▸ Brief: Print every entry, word for word, and skip the images.
----- Data lines -----
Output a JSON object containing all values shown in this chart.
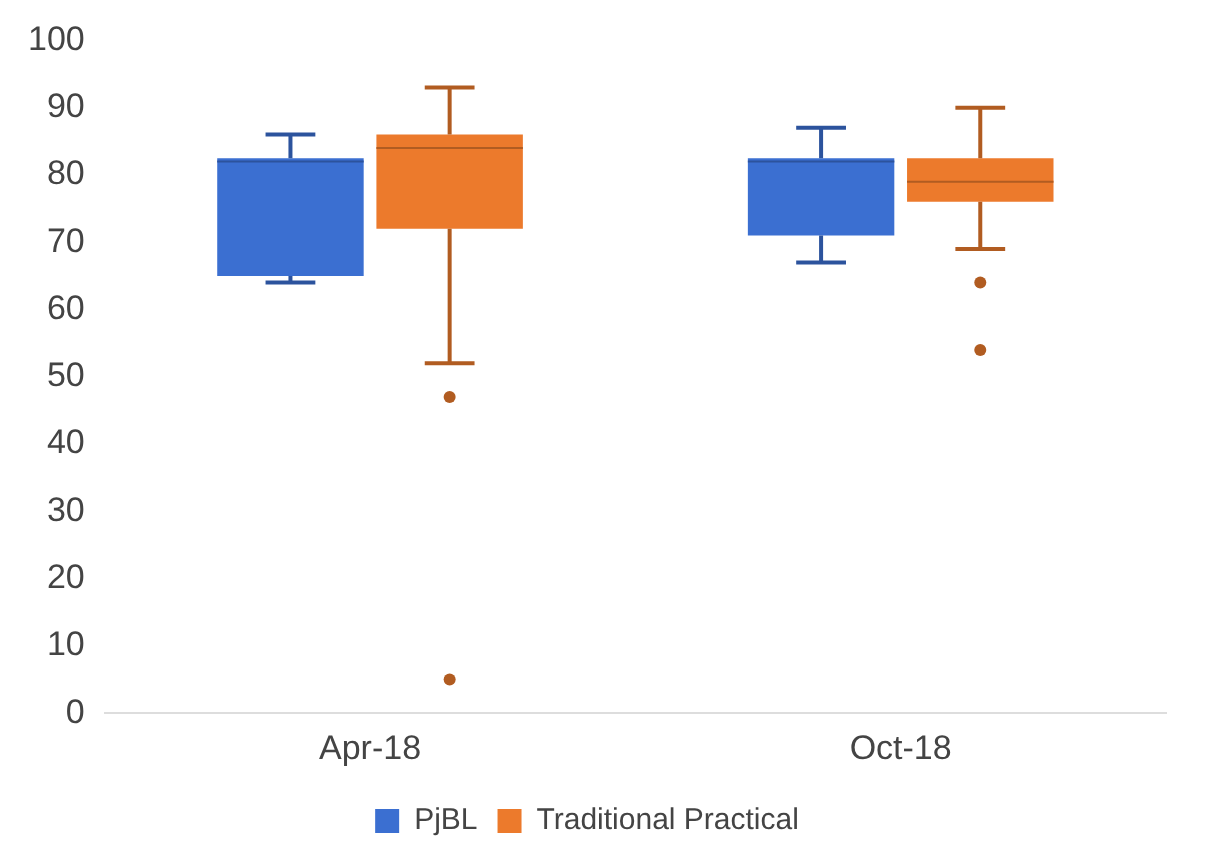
{
  "chart_data": {
    "type": "box",
    "categories": [
      "Apr-18",
      "Oct-18"
    ],
    "series": [
      {
        "name": "PjBL",
        "color": "#3b6fd1",
        "boxes": [
          {
            "low": 64,
            "q1": 65,
            "median": 82,
            "q3": 82.5,
            "high": 86
          },
          {
            "low": 67,
            "q1": 71,
            "median": 82,
            "q3": 82.5,
            "high": 87
          }
        ]
      },
      {
        "name": "Traditional Practical",
        "color": "#ec7a2c",
        "boxes": [
          {
            "low": 52,
            "q1": 72,
            "median": 84,
            "q3": 86,
            "high": 93,
            "outliers": [
              47,
              5
            ]
          },
          {
            "low": 69,
            "q1": 76,
            "median": 79,
            "q3": 82.5,
            "high": 90,
            "outliers": [
              64,
              54
            ]
          }
        ]
      }
    ],
    "ylim": [
      0,
      100
    ],
    "yticks": [
      0,
      10,
      20,
      30,
      40,
      50,
      60,
      70,
      80,
      90,
      100
    ],
    "grid": false,
    "legend": "bottom"
  }
}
-----
▸ Correct result:
Output a JSON object containing all values shown in this chart.
{
  "chart_data": {
    "type": "box",
    "categories": [
      "Apr-18",
      "Oct-18"
    ],
    "series": [
      {
        "name": "PjBL",
        "color": "#3b6fd1",
        "boxes": [
          {
            "low": 64,
            "q1": 65,
            "median": 82,
            "q3": 82.5,
            "high": 86
          },
          {
            "low": 67,
            "q1": 71,
            "median": 82,
            "q3": 82.5,
            "high": 87
          }
        ]
      },
      {
        "name": "Traditional Practical",
        "color": "#ec7a2c",
        "boxes": [
          {
            "low": 52,
            "q1": 72,
            "median": 84,
            "q3": 86,
            "high": 93,
            "outliers": [
              47,
              5
            ]
          },
          {
            "low": 69,
            "q1": 76,
            "median": 79,
            "q3": 82.5,
            "high": 90,
            "outliers": [
              64,
              54
            ]
          }
        ]
      }
    ],
    "ylim": [
      0,
      100
    ],
    "yticks": [
      0,
      10,
      20,
      30,
      40,
      50,
      60,
      70,
      80,
      90,
      100
    ],
    "grid": false,
    "legend": "bottom"
  }
}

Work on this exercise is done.